PROBLEM: Work through the data line by line, gathering every line that has the word "СКВОЗНОЙ".

Stored items from a collection:

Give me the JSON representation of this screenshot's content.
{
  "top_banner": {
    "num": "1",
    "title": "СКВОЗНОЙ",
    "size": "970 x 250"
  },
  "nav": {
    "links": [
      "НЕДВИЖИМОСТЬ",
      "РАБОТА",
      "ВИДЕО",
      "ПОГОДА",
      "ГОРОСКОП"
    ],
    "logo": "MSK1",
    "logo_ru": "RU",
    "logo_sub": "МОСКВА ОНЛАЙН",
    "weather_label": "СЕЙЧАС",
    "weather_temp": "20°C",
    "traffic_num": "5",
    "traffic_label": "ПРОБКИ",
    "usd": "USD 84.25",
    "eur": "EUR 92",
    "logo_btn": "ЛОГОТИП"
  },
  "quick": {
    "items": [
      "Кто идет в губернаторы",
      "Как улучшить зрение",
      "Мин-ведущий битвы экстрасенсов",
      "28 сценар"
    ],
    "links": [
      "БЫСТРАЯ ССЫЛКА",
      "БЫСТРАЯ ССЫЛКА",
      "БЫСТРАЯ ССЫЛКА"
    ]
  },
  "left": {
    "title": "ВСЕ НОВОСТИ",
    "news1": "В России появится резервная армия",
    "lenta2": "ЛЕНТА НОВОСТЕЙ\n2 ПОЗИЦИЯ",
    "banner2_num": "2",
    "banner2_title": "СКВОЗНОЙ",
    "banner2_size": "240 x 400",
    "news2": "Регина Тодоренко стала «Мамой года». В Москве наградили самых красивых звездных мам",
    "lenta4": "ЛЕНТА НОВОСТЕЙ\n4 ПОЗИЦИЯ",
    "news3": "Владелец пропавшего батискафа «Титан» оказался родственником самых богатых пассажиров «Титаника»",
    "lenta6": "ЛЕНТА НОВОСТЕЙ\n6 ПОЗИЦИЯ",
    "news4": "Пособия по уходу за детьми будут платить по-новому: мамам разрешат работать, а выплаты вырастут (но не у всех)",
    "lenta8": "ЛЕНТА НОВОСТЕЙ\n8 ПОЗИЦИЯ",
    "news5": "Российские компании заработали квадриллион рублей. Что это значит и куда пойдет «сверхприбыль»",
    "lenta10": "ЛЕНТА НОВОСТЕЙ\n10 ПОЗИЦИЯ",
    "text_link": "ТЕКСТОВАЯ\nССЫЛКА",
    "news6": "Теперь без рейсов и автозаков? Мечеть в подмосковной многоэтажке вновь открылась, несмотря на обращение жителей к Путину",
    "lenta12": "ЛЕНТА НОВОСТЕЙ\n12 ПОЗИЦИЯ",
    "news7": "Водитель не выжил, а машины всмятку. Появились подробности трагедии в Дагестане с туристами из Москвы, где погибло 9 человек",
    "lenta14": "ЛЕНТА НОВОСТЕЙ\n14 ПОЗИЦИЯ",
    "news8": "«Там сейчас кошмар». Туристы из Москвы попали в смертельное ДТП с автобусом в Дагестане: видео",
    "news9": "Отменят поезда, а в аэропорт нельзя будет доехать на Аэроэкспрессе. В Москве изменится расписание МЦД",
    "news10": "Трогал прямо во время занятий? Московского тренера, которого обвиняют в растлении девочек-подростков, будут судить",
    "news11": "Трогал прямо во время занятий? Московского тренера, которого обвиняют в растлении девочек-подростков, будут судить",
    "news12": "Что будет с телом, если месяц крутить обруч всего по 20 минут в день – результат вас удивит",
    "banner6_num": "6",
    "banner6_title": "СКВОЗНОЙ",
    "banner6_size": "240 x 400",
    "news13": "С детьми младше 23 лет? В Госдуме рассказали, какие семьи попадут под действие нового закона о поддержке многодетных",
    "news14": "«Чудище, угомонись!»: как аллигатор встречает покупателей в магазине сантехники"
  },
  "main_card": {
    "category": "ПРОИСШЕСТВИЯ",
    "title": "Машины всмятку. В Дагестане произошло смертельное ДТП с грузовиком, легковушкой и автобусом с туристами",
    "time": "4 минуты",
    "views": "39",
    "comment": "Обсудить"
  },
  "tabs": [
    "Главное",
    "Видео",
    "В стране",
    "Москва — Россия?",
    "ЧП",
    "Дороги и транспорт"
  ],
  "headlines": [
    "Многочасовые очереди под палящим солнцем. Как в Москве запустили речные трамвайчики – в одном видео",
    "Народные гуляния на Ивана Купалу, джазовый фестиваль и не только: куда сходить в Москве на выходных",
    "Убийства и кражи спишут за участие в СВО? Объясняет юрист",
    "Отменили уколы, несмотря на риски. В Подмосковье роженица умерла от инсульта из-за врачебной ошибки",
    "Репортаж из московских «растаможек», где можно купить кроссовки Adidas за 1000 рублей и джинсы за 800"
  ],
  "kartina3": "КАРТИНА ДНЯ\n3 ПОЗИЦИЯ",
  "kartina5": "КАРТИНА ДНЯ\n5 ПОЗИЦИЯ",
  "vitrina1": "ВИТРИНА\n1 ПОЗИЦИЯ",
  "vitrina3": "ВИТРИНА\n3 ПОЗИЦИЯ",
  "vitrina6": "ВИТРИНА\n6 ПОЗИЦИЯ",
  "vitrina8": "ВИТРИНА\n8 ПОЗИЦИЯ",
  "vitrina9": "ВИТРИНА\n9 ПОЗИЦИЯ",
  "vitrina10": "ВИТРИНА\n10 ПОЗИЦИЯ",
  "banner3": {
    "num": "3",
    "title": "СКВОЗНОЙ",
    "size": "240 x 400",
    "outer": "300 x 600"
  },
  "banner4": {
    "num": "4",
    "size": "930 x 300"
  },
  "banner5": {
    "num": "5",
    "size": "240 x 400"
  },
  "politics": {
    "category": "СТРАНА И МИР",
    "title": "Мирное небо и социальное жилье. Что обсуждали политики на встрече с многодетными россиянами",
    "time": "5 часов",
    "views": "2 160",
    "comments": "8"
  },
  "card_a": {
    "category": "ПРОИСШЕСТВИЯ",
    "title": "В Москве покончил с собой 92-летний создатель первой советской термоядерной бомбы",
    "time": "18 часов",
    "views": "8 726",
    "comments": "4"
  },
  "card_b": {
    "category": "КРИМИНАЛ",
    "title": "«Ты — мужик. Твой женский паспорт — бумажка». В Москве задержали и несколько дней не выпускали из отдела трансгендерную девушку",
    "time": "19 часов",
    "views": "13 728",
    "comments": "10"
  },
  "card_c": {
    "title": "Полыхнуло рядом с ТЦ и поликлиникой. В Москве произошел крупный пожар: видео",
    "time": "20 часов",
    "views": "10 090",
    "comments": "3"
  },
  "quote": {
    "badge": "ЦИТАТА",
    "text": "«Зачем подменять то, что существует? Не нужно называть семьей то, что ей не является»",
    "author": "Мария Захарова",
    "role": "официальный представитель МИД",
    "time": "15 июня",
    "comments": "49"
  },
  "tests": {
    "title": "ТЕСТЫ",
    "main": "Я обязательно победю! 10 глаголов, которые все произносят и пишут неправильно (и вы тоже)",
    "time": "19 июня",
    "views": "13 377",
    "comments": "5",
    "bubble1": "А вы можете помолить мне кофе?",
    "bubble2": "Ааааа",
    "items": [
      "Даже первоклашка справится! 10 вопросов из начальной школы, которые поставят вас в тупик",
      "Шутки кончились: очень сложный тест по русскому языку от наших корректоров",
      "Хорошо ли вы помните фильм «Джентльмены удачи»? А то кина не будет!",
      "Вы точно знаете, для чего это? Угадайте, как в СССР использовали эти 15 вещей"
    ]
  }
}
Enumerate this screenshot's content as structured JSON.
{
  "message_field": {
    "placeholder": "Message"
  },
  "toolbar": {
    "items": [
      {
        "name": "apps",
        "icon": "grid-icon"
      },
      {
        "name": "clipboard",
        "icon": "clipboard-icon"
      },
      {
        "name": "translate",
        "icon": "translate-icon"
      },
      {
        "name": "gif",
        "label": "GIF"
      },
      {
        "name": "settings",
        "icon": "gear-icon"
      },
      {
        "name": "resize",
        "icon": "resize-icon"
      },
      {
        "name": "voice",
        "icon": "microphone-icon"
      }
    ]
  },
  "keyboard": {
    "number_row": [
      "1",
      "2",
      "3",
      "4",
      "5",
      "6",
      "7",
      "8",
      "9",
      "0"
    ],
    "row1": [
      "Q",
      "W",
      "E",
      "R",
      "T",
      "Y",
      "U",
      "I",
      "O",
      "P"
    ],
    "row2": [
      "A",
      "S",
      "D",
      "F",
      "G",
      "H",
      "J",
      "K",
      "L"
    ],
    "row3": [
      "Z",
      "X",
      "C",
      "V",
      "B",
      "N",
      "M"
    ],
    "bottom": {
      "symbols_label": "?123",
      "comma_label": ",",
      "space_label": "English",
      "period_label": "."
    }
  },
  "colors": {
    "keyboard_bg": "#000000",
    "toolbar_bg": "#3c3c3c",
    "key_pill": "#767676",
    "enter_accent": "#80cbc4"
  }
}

WRITTEN RESPONSE:
    "title": "СКВОЗНОЙ",
    "banner2_title": "СКВОЗНОЙ",
    "banner6_title": "СКВОЗНОЙ",
    "title": "СКВОЗНОЙ",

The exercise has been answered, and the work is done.